Prompt: Your task is to print all of the material verbatim.

Extracted entries:

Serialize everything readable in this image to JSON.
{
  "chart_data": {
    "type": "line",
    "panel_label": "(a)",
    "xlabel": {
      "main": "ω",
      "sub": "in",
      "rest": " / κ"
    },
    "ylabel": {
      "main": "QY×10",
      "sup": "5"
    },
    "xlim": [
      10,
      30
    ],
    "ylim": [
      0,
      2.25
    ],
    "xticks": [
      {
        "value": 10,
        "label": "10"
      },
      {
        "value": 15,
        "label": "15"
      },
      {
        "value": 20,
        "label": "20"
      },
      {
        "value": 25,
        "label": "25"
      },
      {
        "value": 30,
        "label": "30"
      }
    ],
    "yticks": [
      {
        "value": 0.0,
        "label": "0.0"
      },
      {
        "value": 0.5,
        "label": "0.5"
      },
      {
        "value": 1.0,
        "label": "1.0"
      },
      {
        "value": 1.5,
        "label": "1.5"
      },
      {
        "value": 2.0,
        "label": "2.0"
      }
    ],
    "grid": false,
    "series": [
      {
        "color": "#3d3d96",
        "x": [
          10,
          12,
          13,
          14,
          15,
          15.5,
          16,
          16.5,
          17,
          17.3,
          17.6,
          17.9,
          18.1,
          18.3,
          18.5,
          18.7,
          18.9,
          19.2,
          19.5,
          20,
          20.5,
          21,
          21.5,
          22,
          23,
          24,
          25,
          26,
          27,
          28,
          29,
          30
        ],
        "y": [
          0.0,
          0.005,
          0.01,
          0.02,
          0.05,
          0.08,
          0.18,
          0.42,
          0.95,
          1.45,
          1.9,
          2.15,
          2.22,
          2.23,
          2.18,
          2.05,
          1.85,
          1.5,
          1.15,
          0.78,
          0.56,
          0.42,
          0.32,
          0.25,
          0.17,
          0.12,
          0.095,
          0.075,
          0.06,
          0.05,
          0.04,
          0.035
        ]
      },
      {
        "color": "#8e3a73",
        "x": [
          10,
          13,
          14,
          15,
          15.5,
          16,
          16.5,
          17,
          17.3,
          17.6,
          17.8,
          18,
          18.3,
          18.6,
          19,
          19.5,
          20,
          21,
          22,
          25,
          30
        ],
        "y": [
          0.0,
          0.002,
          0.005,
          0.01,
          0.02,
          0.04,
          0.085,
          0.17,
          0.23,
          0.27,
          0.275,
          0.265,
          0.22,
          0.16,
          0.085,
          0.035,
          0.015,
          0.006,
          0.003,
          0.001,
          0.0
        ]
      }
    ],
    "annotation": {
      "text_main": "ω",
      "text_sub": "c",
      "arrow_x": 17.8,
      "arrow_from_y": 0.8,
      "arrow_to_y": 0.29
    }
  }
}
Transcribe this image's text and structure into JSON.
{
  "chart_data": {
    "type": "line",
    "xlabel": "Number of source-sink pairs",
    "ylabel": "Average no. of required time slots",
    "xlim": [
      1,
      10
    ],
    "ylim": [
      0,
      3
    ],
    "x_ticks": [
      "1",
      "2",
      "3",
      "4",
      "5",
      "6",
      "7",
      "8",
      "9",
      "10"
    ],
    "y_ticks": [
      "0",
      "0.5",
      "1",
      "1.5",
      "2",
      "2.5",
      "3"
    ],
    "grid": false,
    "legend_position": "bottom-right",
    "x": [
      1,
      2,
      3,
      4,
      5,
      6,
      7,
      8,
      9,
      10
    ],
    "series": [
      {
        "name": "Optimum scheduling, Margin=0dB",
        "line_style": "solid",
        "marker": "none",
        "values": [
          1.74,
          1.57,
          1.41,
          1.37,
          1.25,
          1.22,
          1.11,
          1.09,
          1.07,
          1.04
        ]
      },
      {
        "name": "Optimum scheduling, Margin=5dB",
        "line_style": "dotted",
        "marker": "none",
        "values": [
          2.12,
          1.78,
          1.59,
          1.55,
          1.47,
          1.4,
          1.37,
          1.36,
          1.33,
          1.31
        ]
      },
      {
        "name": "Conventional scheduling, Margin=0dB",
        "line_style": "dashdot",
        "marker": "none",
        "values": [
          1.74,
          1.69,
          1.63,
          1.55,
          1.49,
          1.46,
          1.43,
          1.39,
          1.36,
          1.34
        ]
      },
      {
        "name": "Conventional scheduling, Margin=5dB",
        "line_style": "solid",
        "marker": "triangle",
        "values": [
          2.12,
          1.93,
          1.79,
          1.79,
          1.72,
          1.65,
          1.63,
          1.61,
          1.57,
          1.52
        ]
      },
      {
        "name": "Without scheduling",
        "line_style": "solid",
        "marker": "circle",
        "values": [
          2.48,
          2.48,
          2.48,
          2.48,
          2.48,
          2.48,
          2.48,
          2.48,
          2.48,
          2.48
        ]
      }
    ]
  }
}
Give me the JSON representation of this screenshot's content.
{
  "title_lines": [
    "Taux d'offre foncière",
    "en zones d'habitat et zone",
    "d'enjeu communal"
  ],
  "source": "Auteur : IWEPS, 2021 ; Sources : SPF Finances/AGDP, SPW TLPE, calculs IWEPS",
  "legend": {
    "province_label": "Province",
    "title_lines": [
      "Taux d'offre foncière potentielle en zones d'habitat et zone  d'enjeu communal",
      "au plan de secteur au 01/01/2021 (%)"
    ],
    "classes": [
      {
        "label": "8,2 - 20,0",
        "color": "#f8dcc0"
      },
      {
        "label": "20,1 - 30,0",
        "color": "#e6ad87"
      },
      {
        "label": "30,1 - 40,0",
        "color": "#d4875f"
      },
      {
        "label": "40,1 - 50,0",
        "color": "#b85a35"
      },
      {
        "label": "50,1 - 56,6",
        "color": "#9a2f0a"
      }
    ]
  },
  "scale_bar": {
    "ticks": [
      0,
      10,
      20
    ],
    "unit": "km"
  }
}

Completed task:
Serialize everything readable in this image to JSON.
{
  "chart_data": {
    "type": "line",
    "panel_label": "(a)",
    "xlabel": {
      "main": "ω",
      "sub": "in",
      "rest": " / κ"
    },
    "ylabel": {
      "main": "QY×10",
      "sup": "5"
    },
    "xlim": [
      10,
      30
    ],
    "ylim": [
      0,
      2.25
    ],
    "xticks": [
      {
        "value": 10,
        "label": "10"
      },
      {
        "value": 15,
        "label": "15"
      },
      {
        "value": 20,
        "label": "20"
      },
      {
        "value": 25,
        "label": "25"
      },
      {
        "value": 30,
        "label": "30"
      }
    ],
    "yticks": [
      {
        "value": 0.0,
        "label": "0.0"
      },
      {
        "value": 0.5,
        "label": "0.5"
      },
      {
        "value": 1.0,
        "label": "1.0"
      },
      {
        "value": 1.5,
        "label": "1.5"
      },
      {
        "value": 2.0,
        "label": "2.0"
      }
    ],
    "grid": false,
    "series": [
      {
        "color": "#3d3d96",
        "x": [
          10,
          12,
          13,
          14,
          15,
          15.5,
          16,
          16.5,
          17,
          17.3,
          17.6,
          17.9,
          18.1,
          18.3,
          18.5,
          18.7,
          18.9,
          19.2,
          19.5,
          20,
          20.5,
          21,
          21.5,
          22,
          23,
          24,
          25,
          26,
          27,
          28,
          29,
          30
        ],
        "y": [
          0.0,
          0.005,
          0.01,
          0.02,
          0.05,
          0.08,
          0.18,
          0.42,
          0.95,
          1.45,
          1.9,
          2.15,
          2.22,
          2.23,
          2.18,
          2.05,
          1.85,
          1.5,
          1.15,
          0.78,
          0.56,
          0.42,
          0.32,
          0.25,
          0.17,
          0.12,
          0.095,
          0.075,
          0.06,
          0.05,
          0.04,
          0.035
        ]
      },
      {
        "color": "#8e3a73",
        "x": [
          10,
          13,
          14,
          15,
          15.5,
          16,
          16.5,
          17,
          17.3,
          17.6,
          17.8,
          18,
          18.3,
          18.6,
          19,
          19.5,
          20,
          21,
          22,
          25,
          30
        ],
        "y": [
          0.0,
          0.002,
          0.005,
          0.01,
          0.02,
          0.04,
          0.085,
          0.17,
          0.23,
          0.27,
          0.275,
          0.265,
          0.22,
          0.16,
          0.085,
          0.035,
          0.015,
          0.006,
          0.003,
          0.001,
          0.0
        ]
      }
    ],
    "annotation": {
      "text_main": "ω",
      "text_sub": "c",
      "arrow_x": 17.8,
      "arrow_from_y": 0.8,
      "arrow_to_y": 0.29
    }
  }
}
Transcribe this image's text and structure into JSON.
{
  "chart_data": {
    "type": "line",
    "xlabel": "Number of source-sink pairs",
    "ylabel": "Average no. of required time slots",
    "xlim": [
      1,
      10
    ],
    "ylim": [
      0,
      3
    ],
    "x_ticks": [
      "1",
      "2",
      "3",
      "4",
      "5",
      "6",
      "7",
      "8",
      "9",
      "10"
    ],
    "y_ticks": [
      "0",
      "0.5",
      "1",
      "1.5",
      "2",
      "2.5",
      "3"
    ],
    "grid": false,
    "legend_position": "bottom-right",
    "x": [
      1,
      2,
      3,
      4,
      5,
      6,
      7,
      8,
      9,
      10
    ],
    "series": [
      {
        "name": "Optimum scheduling, Margin=0dB",
        "line_style": "solid",
        "marker": "none",
        "values": [
          1.74,
          1.57,
          1.41,
          1.37,
          1.25,
          1.22,
          1.11,
          1.09,
          1.07,
          1.04
        ]
      },
      {
        "name": "Optimum scheduling, Margin=5dB",
        "line_style": "dotted",
        "marker": "none",
        "values": [
          2.12,
          1.78,
          1.59,
          1.55,
          1.47,
          1.4,
          1.37,
          1.36,
          1.33,
          1.31
        ]
      },
      {
        "name": "Conventional scheduling, Margin=0dB",
        "line_style": "dashdot",
        "marker": "none",
        "values": [
          1.74,
          1.69,
          1.63,
          1.55,
          1.49,
          1.46,
          1.43,
          1.39,
          1.36,
          1.34
        ]
      },
      {
        "name": "Conventional scheduling, Margin=5dB",
        "line_style": "solid",
        "marker": "triangle",
        "values": [
          2.12,
          1.93,
          1.79,
          1.79,
          1.72,
          1.65,
          1.63,
          1.61,
          1.57,
          1.52
        ]
      },
      {
        "name": "Without scheduling",
        "line_style": "solid",
        "marker": "circle",
        "values": [
          2.48,
          2.48,
          2.48,
          2.48,
          2.48,
          2.48,
          2.48,
          2.48,
          2.48,
          2.48
        ]
      }
    ]
  }
}
Give me the JSON representation of this screenshot's content.
{
  "title_lines": [
    "Taux d'offre foncière",
    "en zones d'habitat et zone",
    "d'enjeu communal"
  ],
  "source": "Auteur : IWEPS, 2021 ; Sources : SPF Finances/AGDP, SPW TLPE, calculs IWEPS",
  "legend": {
    "province_label": "Province",
    "title_lines": [
      "Taux d'offre foncière potentielle en zones d'habitat et zone  d'enjeu communal",
      "au plan de secteur au 01/01/2021 (%)"
    ],
    "classes": [
      {
        "label": "8,2 - 20,0",
        "color": "#f8dcc0"
      },
      {
        "label": "20,1 - 30,0",
        "color": "#e6ad87"
      },
      {
        "label": "30,1 - 40,0",
        "color": "#d4875f"
      },
      {
        "label": "40,1 - 50,0",
        "color": "#b85a35"
      },
      {
        "label": "50,1 - 56,6",
        "color": "#9a2f0a"
      }
    ]
  },
  "scale_bar": {
    "ticks": [
      0,
      10,
      20
    ],
    "unit": "km"
  }
}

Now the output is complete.